*Problem details*. Answer with nothing but the number of lines that include the word "modulból".

──────── Records to use

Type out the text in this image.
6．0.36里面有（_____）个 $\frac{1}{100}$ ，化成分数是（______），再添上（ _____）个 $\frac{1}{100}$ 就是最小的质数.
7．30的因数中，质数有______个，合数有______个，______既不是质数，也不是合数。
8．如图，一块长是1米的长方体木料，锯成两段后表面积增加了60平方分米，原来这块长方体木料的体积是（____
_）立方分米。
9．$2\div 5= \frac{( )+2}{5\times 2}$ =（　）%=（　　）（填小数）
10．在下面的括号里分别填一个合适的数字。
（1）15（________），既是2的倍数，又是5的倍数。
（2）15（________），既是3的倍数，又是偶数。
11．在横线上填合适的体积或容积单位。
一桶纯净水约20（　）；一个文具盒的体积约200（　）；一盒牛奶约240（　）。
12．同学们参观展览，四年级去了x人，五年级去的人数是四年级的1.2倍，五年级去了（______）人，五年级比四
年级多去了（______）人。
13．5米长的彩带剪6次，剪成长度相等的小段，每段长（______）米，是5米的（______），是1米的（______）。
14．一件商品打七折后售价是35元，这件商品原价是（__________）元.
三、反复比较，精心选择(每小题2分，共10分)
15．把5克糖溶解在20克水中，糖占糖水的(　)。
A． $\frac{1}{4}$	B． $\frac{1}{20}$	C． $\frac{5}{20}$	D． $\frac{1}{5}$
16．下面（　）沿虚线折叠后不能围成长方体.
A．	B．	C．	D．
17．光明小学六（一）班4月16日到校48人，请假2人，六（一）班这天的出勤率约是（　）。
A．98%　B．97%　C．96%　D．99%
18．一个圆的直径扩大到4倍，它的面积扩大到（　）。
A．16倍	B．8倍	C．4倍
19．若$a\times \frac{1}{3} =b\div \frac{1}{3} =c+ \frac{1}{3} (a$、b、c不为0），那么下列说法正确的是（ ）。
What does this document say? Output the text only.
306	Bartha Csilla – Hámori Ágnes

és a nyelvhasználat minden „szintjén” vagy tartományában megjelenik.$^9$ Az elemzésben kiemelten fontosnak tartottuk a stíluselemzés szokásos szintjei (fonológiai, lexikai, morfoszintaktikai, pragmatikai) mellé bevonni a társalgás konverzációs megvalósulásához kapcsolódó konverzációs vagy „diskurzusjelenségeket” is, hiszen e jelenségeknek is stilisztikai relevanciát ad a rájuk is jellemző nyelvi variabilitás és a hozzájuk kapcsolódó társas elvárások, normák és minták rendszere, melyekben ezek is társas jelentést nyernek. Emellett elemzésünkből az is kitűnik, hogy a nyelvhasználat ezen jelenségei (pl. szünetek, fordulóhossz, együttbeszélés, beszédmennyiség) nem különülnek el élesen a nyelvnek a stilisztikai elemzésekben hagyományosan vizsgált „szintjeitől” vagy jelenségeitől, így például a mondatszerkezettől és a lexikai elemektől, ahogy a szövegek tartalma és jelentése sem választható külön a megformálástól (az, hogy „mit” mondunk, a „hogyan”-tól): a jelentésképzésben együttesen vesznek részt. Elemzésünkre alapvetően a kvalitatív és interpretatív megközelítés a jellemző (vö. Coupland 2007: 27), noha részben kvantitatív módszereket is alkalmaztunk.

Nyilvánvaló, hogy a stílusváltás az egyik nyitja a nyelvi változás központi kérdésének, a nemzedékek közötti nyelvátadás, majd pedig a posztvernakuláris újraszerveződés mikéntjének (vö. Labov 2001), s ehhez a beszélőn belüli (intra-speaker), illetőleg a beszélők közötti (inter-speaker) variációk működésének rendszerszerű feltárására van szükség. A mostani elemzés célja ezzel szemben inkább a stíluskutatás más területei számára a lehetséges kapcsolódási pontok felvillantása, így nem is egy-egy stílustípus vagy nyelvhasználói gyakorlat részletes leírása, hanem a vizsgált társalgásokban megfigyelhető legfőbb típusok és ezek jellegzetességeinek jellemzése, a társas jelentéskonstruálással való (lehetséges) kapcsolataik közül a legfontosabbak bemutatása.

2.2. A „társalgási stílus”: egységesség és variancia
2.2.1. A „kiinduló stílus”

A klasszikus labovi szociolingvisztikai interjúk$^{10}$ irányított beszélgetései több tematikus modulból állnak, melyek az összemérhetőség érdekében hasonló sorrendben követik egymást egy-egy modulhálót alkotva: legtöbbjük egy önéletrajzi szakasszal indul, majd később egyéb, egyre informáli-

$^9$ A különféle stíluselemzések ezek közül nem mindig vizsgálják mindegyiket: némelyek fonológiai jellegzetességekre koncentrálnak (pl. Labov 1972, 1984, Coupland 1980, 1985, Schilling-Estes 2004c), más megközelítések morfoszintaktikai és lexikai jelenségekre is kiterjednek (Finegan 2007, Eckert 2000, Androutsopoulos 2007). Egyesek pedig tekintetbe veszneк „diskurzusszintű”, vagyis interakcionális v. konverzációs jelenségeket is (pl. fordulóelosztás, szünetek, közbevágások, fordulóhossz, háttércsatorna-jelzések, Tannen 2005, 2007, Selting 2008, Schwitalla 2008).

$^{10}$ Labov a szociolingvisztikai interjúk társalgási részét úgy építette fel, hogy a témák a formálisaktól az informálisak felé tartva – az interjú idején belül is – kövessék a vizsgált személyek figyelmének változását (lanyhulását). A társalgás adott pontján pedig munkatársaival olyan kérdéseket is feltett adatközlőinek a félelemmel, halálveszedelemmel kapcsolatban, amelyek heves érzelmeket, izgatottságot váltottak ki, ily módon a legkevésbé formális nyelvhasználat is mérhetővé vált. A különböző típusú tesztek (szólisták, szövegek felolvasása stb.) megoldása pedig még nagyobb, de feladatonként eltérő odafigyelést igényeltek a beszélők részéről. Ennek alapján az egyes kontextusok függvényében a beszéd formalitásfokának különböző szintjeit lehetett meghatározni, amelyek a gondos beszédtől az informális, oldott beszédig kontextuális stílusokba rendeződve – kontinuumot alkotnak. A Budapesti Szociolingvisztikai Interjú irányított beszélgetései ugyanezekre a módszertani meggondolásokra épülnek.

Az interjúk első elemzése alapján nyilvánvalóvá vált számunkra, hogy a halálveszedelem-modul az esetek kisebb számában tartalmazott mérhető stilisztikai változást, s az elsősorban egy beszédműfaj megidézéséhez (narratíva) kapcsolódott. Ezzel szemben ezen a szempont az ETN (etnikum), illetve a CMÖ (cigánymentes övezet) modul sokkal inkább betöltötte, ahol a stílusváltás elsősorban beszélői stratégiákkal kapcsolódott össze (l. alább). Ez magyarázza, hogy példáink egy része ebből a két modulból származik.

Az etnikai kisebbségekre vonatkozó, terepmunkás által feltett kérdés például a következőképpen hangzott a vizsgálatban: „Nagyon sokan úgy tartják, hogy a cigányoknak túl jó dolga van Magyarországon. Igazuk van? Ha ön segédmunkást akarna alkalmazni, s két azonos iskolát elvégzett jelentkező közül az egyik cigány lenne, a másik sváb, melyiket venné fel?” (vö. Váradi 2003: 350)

────────────────

*Solution for this problem*. 2